• _Data extract_
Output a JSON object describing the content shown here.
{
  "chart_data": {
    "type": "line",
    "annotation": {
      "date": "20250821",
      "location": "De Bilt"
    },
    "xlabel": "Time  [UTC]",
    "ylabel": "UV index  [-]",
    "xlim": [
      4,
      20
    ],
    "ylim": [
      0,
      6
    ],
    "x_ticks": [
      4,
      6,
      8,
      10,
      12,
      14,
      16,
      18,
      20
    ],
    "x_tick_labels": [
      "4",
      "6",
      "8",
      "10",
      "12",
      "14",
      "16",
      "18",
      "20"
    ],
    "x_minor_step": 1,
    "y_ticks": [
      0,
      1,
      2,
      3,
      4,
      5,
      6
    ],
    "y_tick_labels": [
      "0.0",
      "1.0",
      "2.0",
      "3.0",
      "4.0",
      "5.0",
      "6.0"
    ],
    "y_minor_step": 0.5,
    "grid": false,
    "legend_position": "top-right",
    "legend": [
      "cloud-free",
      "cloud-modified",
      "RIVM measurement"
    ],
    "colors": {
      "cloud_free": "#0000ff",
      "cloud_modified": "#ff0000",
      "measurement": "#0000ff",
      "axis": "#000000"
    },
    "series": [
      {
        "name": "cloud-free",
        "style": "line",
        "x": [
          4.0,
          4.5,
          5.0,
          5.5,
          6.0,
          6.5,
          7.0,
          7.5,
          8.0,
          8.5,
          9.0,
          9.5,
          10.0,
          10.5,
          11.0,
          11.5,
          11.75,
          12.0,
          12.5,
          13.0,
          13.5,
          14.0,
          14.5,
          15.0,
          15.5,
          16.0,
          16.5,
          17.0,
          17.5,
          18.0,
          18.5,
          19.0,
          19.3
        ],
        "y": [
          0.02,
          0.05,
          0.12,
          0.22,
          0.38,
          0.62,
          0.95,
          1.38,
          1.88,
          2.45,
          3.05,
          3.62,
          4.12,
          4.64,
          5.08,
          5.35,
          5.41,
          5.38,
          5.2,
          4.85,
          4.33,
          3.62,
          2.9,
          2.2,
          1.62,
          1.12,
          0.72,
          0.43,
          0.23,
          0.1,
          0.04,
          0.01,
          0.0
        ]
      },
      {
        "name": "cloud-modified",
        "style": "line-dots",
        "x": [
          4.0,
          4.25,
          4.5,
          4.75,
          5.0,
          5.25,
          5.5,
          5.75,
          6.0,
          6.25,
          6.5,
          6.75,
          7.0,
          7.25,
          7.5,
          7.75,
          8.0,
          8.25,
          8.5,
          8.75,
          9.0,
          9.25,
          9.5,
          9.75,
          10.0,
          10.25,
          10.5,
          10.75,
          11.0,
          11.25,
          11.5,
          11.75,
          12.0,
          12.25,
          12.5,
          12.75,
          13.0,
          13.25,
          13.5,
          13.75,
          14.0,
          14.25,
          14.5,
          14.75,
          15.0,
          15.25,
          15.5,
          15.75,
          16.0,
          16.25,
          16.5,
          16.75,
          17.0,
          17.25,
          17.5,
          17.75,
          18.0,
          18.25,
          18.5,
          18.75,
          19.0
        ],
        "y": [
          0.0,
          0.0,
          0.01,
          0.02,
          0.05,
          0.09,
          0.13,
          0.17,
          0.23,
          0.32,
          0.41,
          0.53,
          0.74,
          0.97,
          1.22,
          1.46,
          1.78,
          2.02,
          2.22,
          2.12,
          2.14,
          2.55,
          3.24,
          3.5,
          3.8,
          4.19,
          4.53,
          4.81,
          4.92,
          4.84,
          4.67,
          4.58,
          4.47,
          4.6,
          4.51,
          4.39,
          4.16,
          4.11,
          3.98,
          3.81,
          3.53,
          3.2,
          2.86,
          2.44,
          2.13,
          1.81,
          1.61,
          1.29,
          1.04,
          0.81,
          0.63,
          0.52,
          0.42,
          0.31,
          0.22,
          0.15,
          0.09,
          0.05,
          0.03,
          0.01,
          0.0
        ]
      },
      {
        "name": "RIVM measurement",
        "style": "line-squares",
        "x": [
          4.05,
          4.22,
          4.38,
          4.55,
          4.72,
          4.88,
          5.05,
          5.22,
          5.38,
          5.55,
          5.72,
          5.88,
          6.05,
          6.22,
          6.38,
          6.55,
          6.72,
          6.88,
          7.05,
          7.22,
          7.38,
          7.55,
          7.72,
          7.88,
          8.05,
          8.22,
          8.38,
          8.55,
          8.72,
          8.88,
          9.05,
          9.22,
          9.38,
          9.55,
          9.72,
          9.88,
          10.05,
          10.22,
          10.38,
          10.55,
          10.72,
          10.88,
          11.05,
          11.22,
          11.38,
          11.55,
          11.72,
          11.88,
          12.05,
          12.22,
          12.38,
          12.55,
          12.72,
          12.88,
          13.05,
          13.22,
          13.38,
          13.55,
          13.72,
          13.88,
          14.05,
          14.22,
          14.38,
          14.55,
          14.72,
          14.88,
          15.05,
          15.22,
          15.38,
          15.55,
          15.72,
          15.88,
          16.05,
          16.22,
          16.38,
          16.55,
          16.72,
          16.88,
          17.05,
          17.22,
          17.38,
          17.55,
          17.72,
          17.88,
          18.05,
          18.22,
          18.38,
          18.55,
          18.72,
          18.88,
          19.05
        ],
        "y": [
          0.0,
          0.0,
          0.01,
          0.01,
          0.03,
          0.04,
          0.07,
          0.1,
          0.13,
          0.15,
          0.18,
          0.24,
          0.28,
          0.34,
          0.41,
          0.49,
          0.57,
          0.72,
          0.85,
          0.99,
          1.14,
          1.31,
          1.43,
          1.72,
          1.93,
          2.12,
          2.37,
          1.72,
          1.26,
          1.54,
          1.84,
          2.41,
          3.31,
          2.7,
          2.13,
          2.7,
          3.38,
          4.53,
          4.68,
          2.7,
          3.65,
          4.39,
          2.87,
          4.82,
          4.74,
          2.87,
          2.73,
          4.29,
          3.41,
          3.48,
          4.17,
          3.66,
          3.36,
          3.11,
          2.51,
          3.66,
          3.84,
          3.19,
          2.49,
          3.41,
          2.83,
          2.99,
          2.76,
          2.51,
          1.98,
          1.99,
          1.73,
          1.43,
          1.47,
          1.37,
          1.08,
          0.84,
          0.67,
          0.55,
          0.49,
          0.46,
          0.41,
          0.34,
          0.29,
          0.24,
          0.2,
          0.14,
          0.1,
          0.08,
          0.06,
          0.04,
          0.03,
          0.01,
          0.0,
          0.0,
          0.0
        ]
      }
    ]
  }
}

• _Brief_
Return the whole listing exactly, with every line included.

• _Response for this exercise_
Output a JSON object describing the content shown here.
{
  "chart_data": {
    "type": "line",
    "annotation": {
      "date": "20250821",
      "location": "De Bilt"
    },
    "xlabel": "Time  [UTC]",
    "ylabel": "UV index  [-]",
    "xlim": [
      4,
      20
    ],
    "ylim": [
      0,
      6
    ],
    "x_ticks": [
      4,
      6,
      8,
      10,
      12,
      14,
      16,
      18,
      20
    ],
    "x_tick_labels": [
      "4",
      "6",
      "8",
      "10",
      "12",
      "14",
      "16",
      "18",
      "20"
    ],
    "x_minor_step": 1,
    "y_ticks": [
      0,
      1,
      2,
      3,
      4,
      5,
      6
    ],
    "y_tick_labels": [
      "0.0",
      "1.0",
      "2.0",
      "3.0",
      "4.0",
      "5.0",
      "6.0"
    ],
    "y_minor_step": 0.5,
    "grid": false,
    "legend_position": "top-right",
    "legend": [
      "cloud-free",
      "cloud-modified",
      "RIVM measurement"
    ],
    "colors": {
      "cloud_free": "#0000ff",
      "cloud_modified": "#ff0000",
      "measurement": "#0000ff",
      "axis": "#000000"
    },
    "series": [
      {
        "name": "cloud-free",
        "style": "line",
        "x": [
          4.0,
          4.5,
          5.0,
          5.5,
          6.0,
          6.5,
          7.0,
          7.5,
          8.0,
          8.5,
          9.0,
          9.5,
          10.0,
          10.5,
          11.0,
          11.5,
          11.75,
          12.0,
          12.5,
          13.0,
          13.5,
          14.0,
          14.5,
          15.0,
          15.5,
          16.0,
          16.5,
          17.0,
          17.5,
          18.0,
          18.5,
          19.0,
          19.3
        ],
        "y": [
          0.02,
          0.05,
          0.12,
          0.22,
          0.38,
          0.62,
          0.95,
          1.38,
          1.88,
          2.45,
          3.05,
          3.62,
          4.12,
          4.64,
          5.08,
          5.35,
          5.41,
          5.38,
          5.2,
          4.85,
          4.33,
          3.62,
          2.9,
          2.2,
          1.62,
          1.12,
          0.72,
          0.43,
          0.23,
          0.1,
          0.04,
          0.01,
          0.0
        ]
      },
      {
        "name": "cloud-modified",
        "style": "line-dots",
        "x": [
          4.0,
          4.25,
          4.5,
          4.75,
          5.0,
          5.25,
          5.5,
          5.75,
          6.0,
          6.25,
          6.5,
          6.75,
          7.0,
          7.25,
          7.5,
          7.75,
          8.0,
          8.25,
          8.5,
          8.75,
          9.0,
          9.25,
          9.5,
          9.75,
          10.0,
          10.25,
          10.5,
          10.75,
          11.0,
          11.25,
          11.5,
          11.75,
          12.0,
          12.25,
          12.5,
          12.75,
          13.0,
          13.25,
          13.5,
          13.75,
          14.0,
          14.25,
          14.5,
          14.75,
          15.0,
          15.25,
          15.5,
          15.75,
          16.0,
          16.25,
          16.5,
          16.75,
          17.0,
          17.25,
          17.5,
          17.75,
          18.0,
          18.25,
          18.5,
          18.75,
          19.0
        ],
        "y": [
          0.0,
          0.0,
          0.01,
          0.02,
          0.05,
          0.09,
          0.13,
          0.17,
          0.23,
          0.32,
          0.41,
          0.53,
          0.74,
          0.97,
          1.22,
          1.46,
          1.78,
          2.02,
          2.22,
          2.12,
          2.14,
          2.55,
          3.24,
          3.5,
          3.8,
          4.19,
          4.53,
          4.81,
          4.92,
          4.84,
          4.67,
          4.58,
          4.47,
          4.6,
          4.51,
          4.39,
          4.16,
          4.11,
          3.98,
          3.81,
          3.53,
          3.2,
          2.86,
          2.44,
          2.13,
          1.81,
          1.61,
          1.29,
          1.04,
          0.81,
          0.63,
          0.52,
          0.42,
          0.31,
          0.22,
          0.15,
          0.09,
          0.05,
          0.03,
          0.01,
          0.0
        ]
      },
      {
        "name": "RIVM measurement",
        "style": "line-squares",
        "x": [
          4.05,
          4.22,
          4.38,
          4.55,
          4.72,
          4.88,
          5.05,
          5.22,
          5.38,
          5.55,
          5.72,
          5.88,
          6.05,
          6.22,
          6.38,
          6.55,
          6.72,
          6.88,
          7.05,
          7.22,
          7.38,
          7.55,
          7.72,
          7.88,
          8.05,
          8.22,
          8.38,
          8.55,
          8.72,
          8.88,
          9.05,
          9.22,
          9.38,
          9.55,
          9.72,
          9.88,
          10.05,
          10.22,
          10.38,
          10.55,
          10.72,
          10.88,
          11.05,
          11.22,
          11.38,
          11.55,
          11.72,
          11.88,
          12.05,
          12.22,
          12.38,
          12.55,
          12.72,
          12.88,
          13.05,
          13.22,
          13.38,
          13.55,
          13.72,
          13.88,
          14.05,
          14.22,
          14.38,
          14.55,
          14.72,
          14.88,
          15.05,
          15.22,
          15.38,
          15.55,
          15.72,
          15.88,
          16.05,
          16.22,
          16.38,
          16.55,
          16.72,
          16.88,
          17.05,
          17.22,
          17.38,
          17.55,
          17.72,
          17.88,
          18.05,
          18.22,
          18.38,
          18.55,
          18.72,
          18.88,
          19.05
        ],
        "y": [
          0.0,
          0.0,
          0.01,
          0.01,
          0.03,
          0.04,
          0.07,
          0.1,
          0.13,
          0.15,
          0.18,
          0.24,
          0.28,
          0.34,
          0.41,
          0.49,
          0.57,
          0.72,
          0.85,
          0.99,
          1.14,
          1.31,
          1.43,
          1.72,
          1.93,
          2.12,
          2.37,
          1.72,
          1.26,
          1.54,
          1.84,
          2.41,
          3.31,
          2.7,
          2.13,
          2.7,
          3.38,
          4.53,
          4.68,
          2.7,
          3.65,
          4.39,
          2.87,
          4.82,
          4.74,
          2.87,
          2.73,
          4.29,
          3.41,
          3.48,
          4.17,
          3.66,
          3.36,
          3.11,
          2.51,
          3.66,
          3.84,
          3.19,
          2.49,
          3.41,
          2.83,
          2.99,
          2.76,
          2.51,
          1.98,
          1.99,
          1.73,
          1.43,
          1.47,
          1.37,
          1.08,
          0.84,
          0.67,
          0.55,
          0.49,
          0.46,
          0.41,
          0.34,
          0.29,
          0.24,
          0.2,
          0.14,
          0.1,
          0.08,
          0.06,
          0.04,
          0.03,
          0.01,
          0.0,
          0.0,
          0.0
        ]
      }
    ]
  }
}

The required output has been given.